YOUR INSTRUCTIONS:
Make a verbatim copy of the entries below; pictures stay out.

Collected data entries:
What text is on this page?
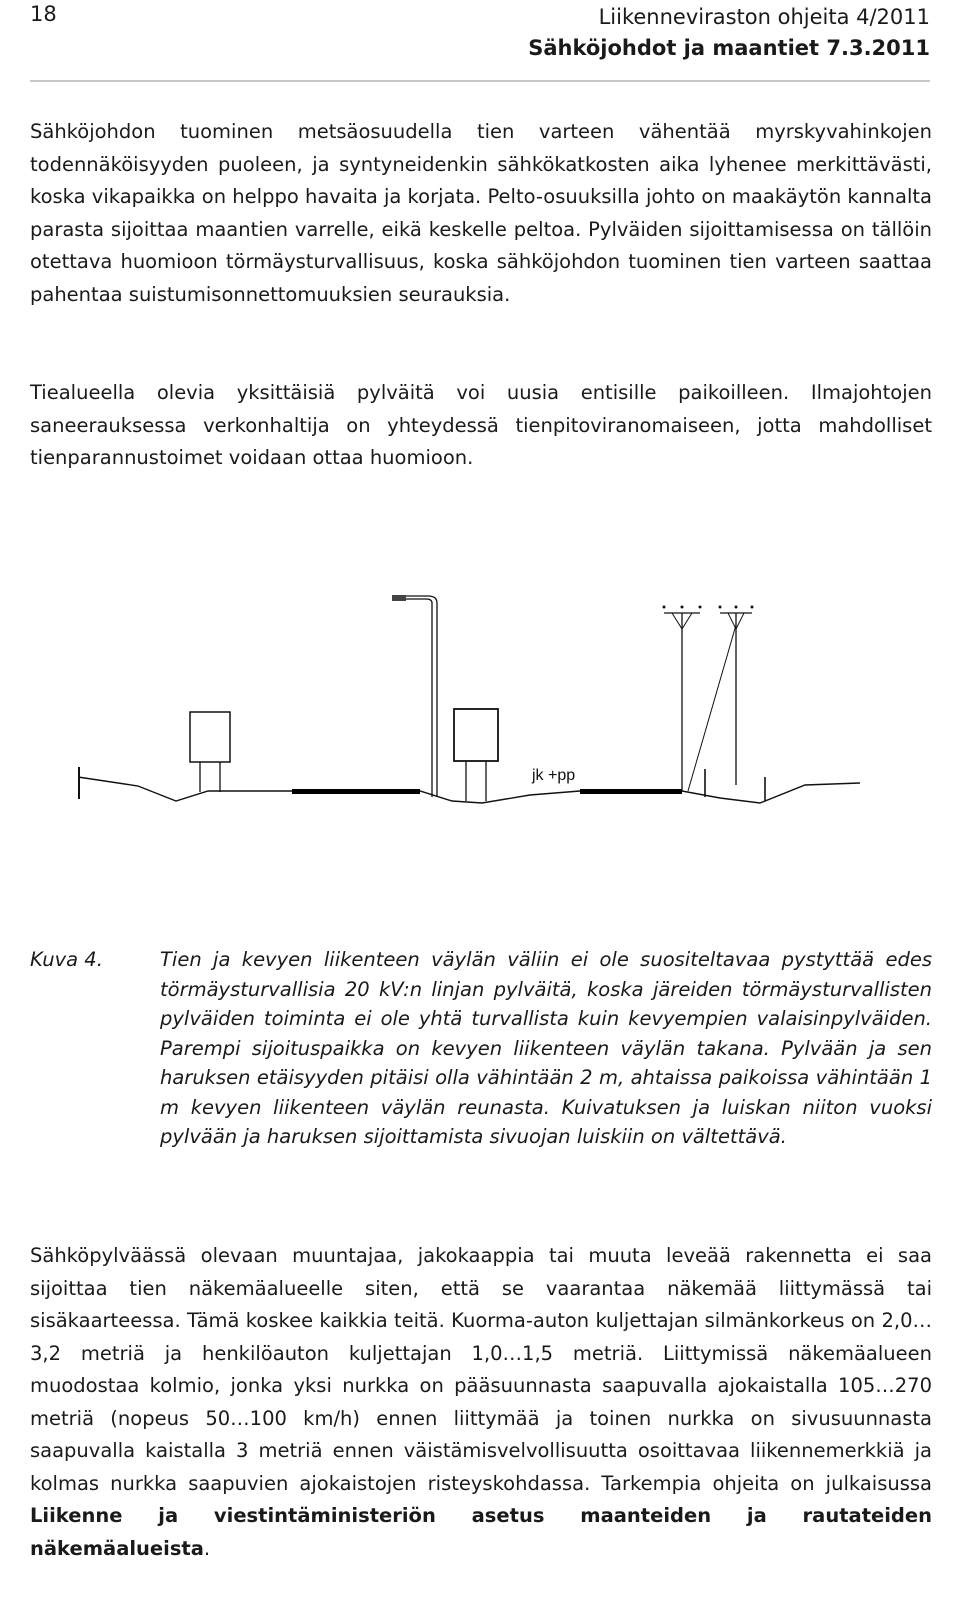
18	Liikenneviraston ohjeita 4/2011
Sähköjohdot ja maantiet 7.3.2011

Sähköjohdon tuominen metsäosuudella tien varteen vähentää myrskyvahinkojen todennäköisyyden puoleen, ja syntyneidenkin sähkökatkosten aika lyhenee merkittävästi, koska vikapaikka on helppo havaita ja korjata. Pelto-osuuksilla johto on maakäytön kannalta parasta sijoittaa maantien varrelle, eikä keskelle peltoa. Pylväiden sijoittamisessa on tällöin otettava huomioon törmäysturvallisuus, koska sähköjohdon tuominen tien varteen saattaa pahentaa suistumisonnettomuuksien seurauksia.

Tiealueella olevia yksittäisiä pylväitä voi uusia entisille paikoilleen. Ilmajohtojen saneerauksessa verkonhaltija on yhteydessä tienpitoviranomaiseen, jotta mahdolliset tienparannustoimet voidaan ottaa huomioon.

jk +pp
Kuva 4.	Tien ja kevyen liikenteen väylän väliin ei ole suositeltavaa pystyttää edes törmäysturvallisia 20 kV:n linjan pylväitä, koska järeiden törmäysturvallisten pylväiden toiminta ei ole yhtä turvallista kuin kevyempien valaisinpylväiden. Parempi sijoituspaikka on kevyen liikenteen väylän takana. Pylvään ja sen haruksen etäisyyden pitäisi olla vähintään 2 m, ahtaissa paikoissa vähintään 1 m kevyen liikenteen väylän reunasta. Kuivatuksen ja luiskan niiton vuoksi pylvään ja haruksen sijoittamista sivuojan luiskiin on vältettävä.

Sähköpylväässä olevaan muuntajaa, jakokaappia tai muuta leveää rakennetta ei saa sijoittaa tien näkemäalueelle siten, että se vaarantaa näkemää liittymässä tai sisäkaarteessa. Tämä koskee kaikkia teitä. Kuorma-auton kuljettajan silmänkorkeus on 2,0…3,2 metriä ja henkilöauton kuljettajan 1,0…1,5 metriä. Liittymissä näkemäalueen muodostaa kolmio, jonka yksi nurkka on pääsuunnasta saapuvalla ajokaistalla 105…270 metriä (nopeus 50…100 km/h) ennen liittymää ja toinen nurkka on sivusuunnasta saapuvalla kaistalla 3 metriä ennen väistämisvelvollisuutta osoittavaa liikennemerkkiä ja kolmas nurkka saapuvien ajokaistojen risteyskohdassa. Tarkempia ohjeita on julkaisussa Liikenne ja viestintäministeriön asetus maanteiden ja rautateiden näkemäalueista.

SOLUTION:
What text is on this page?
18	Liikenneviraston ohjeita 4/2011
Sähköjohdot ja maantiet 7.3.2011

Sähköjohdon tuominen metsäosuudella tien varteen vähentää myrskyvahinkojen todennäköisyyden puoleen, ja syntyneidenkin sähkökatkosten aika lyhenee merkittävästi, koska vikapaikka on helppo havaita ja korjata. Pelto-osuuksilla johto on maakäytön kannalta parasta sijoittaa maantien varrelle, eikä keskelle peltoa. Pylväiden sijoittamisessa on tällöin otettava huomioon törmäysturvallisuus, koska sähköjohdon tuominen tien varteen saattaa pahentaa suistumisonnettomuuksien seurauksia.

Tiealueella olevia yksittäisiä pylväitä voi uusia entisille paikoilleen. Ilmajohtojen saneerauksessa verkonhaltija on yhteydessä tienpitoviranomaiseen, jotta mahdolliset tienparannustoimet voidaan ottaa huomioon.

jk +pp
Kuva 4.	Tien ja kevyen liikenteen väylän väliin ei ole suositeltavaa pystyttää edes törmäysturvallisia 20 kV:n linjan pylväitä, koska järeiden törmäysturvallisten pylväiden toiminta ei ole yhtä turvallista kuin kevyempien valaisinpylväiden. Parempi sijoituspaikka on kevyen liikenteen väylän takana. Pylvään ja sen haruksen etäisyyden pitäisi olla vähintään 2 m, ahtaissa paikoissa vähintään 1 m kevyen liikenteen väylän reunasta. Kuivatuksen ja luiskan niiton vuoksi pylvään ja haruksen sijoittamista sivuojan luiskiin on vältettävä.

Sähköpylväässä olevaan muuntajaa, jakokaappia tai muuta leveää rakennetta ei saa sijoittaa tien näkemäalueelle siten, että se vaarantaa näkemää liittymässä tai sisäkaarteessa. Tämä koskee kaikkia teitä. Kuorma-auton kuljettajan silmänkorkeus on 2,0…3,2 metriä ja henkilöauton kuljettajan 1,0…1,5 metriä. Liittymissä näkemäalueen muodostaa kolmio, jonka yksi nurkka on pääsuunnasta saapuvalla ajokaistalla 105…270 metriä (nopeus 50…100 km/h) ennen liittymää ja toinen nurkka on sivusuunnasta saapuvalla kaistalla 3 metriä ennen väistämisvelvollisuutta osoittavaa liikennemerkkiä ja kolmas nurkka saapuvien ajokaistojen risteyskohdassa. Tarkempia ohjeita on julkaisussa Liikenne ja viestintäministeriön asetus maanteiden ja rautateiden näkemäalueista.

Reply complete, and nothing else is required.